AIM OF THE TASK » Retype all of the data. Every line must match exactly.

PROVIDED INFORMATION »
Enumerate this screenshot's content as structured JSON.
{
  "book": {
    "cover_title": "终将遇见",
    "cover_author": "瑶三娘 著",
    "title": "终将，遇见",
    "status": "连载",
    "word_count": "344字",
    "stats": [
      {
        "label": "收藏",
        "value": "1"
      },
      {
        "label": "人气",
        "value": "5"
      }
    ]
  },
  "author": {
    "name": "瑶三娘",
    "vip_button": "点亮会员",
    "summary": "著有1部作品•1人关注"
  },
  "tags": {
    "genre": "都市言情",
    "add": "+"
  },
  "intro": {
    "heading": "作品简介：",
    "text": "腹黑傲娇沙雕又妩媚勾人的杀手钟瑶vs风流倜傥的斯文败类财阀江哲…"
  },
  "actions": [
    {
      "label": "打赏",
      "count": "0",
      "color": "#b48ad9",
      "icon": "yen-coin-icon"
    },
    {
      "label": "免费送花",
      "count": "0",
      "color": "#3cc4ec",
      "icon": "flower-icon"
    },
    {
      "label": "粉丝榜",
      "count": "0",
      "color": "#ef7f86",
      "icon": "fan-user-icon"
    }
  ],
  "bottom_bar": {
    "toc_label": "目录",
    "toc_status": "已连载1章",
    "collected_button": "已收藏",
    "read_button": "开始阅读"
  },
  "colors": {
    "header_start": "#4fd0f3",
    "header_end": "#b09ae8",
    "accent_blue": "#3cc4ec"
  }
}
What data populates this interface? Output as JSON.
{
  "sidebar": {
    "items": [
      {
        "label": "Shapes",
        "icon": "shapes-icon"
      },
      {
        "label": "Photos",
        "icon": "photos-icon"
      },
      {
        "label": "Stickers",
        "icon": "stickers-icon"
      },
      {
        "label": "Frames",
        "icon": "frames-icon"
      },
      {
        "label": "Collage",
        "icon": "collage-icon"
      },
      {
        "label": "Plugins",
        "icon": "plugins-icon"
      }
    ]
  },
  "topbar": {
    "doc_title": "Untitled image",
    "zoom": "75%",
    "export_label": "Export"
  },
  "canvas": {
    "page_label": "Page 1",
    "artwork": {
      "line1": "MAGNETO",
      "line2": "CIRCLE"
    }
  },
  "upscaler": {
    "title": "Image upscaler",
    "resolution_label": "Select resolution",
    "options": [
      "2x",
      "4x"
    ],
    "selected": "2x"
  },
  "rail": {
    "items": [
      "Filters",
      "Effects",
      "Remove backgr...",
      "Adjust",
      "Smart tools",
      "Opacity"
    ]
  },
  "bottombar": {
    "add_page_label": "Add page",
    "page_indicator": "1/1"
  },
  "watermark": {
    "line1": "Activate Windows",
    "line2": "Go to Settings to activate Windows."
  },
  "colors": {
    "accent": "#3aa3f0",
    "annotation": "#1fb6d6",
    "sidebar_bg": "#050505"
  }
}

WORKED ANSWER »
Enumerate this screenshot's content as structured JSON.
{
  "book": {
    "cover_title": "终将遇见",
    "cover_author": "瑶三娘 著",
    "title": "终将，遇见",
    "status": "连载",
    "word_count": "344字",
    "stats": [
      {
        "label": "收藏",
        "value": "1"
      },
      {
        "label": "人气",
        "value": "5"
      }
    ]
  },
  "author": {
    "name": "瑶三娘",
    "vip_button": "点亮会员",
    "summary": "著有1部作品•1人关注"
  },
  "tags": {
    "genre": "都市言情",
    "add": "+"
  },
  "intro": {
    "heading": "作品简介：",
    "text": "腹黑傲娇沙雕又妩媚勾人的杀手钟瑶vs风流倜傥的斯文败类财阀江哲…"
  },
  "actions": [
    {
      "label": "打赏",
      "count": "0",
      "color": "#b48ad9",
      "icon": "yen-coin-icon"
    },
    {
      "label": "免费送花",
      "count": "0",
      "color": "#3cc4ec",
      "icon": "flower-icon"
    },
    {
      "label": "粉丝榜",
      "count": "0",
      "color": "#ef7f86",
      "icon": "fan-user-icon"
    }
  ],
  "bottom_bar": {
    "toc_label": "目录",
    "toc_status": "已连载1章",
    "collected_button": "已收藏",
    "read_button": "开始阅读"
  },
  "colors": {
    "header_start": "#4fd0f3",
    "header_end": "#b09ae8",
    "accent_blue": "#3cc4ec"
  }
}
What data populates this interface? Output as JSON.
{
  "sidebar": {
    "items": [
      {
        "label": "Shapes",
        "icon": "shapes-icon"
      },
      {
        "label": "Photos",
        "icon": "photos-icon"
      },
      {
        "label": "Stickers",
        "icon": "stickers-icon"
      },
      {
        "label": "Frames",
        "icon": "frames-icon"
      },
      {
        "label": "Collage",
        "icon": "collage-icon"
      },
      {
        "label": "Plugins",
        "icon": "plugins-icon"
      }
    ]
  },
  "topbar": {
    "doc_title": "Untitled image",
    "zoom": "75%",
    "export_label": "Export"
  },
  "canvas": {
    "page_label": "Page 1",
    "artwork": {
      "line1": "MAGNETO",
      "line2": "CIRCLE"
    }
  },
  "upscaler": {
    "title": "Image upscaler",
    "resolution_label": "Select resolution",
    "options": [
      "2x",
      "4x"
    ],
    "selected": "2x"
  },
  "rail": {
    "items": [
      "Filters",
      "Effects",
      "Remove backgr...",
      "Adjust",
      "Smart tools",
      "Opacity"
    ]
  },
  "bottombar": {
    "add_page_label": "Add page",
    "page_indicator": "1/1"
  },
  "watermark": {
    "line1": "Activate Windows",
    "line2": "Go to Settings to activate Windows."
  },
  "colors": {
    "accent": "#3aa3f0",
    "annotation": "#1fb6d6",
    "sidebar_bg": "#050505"
  }
}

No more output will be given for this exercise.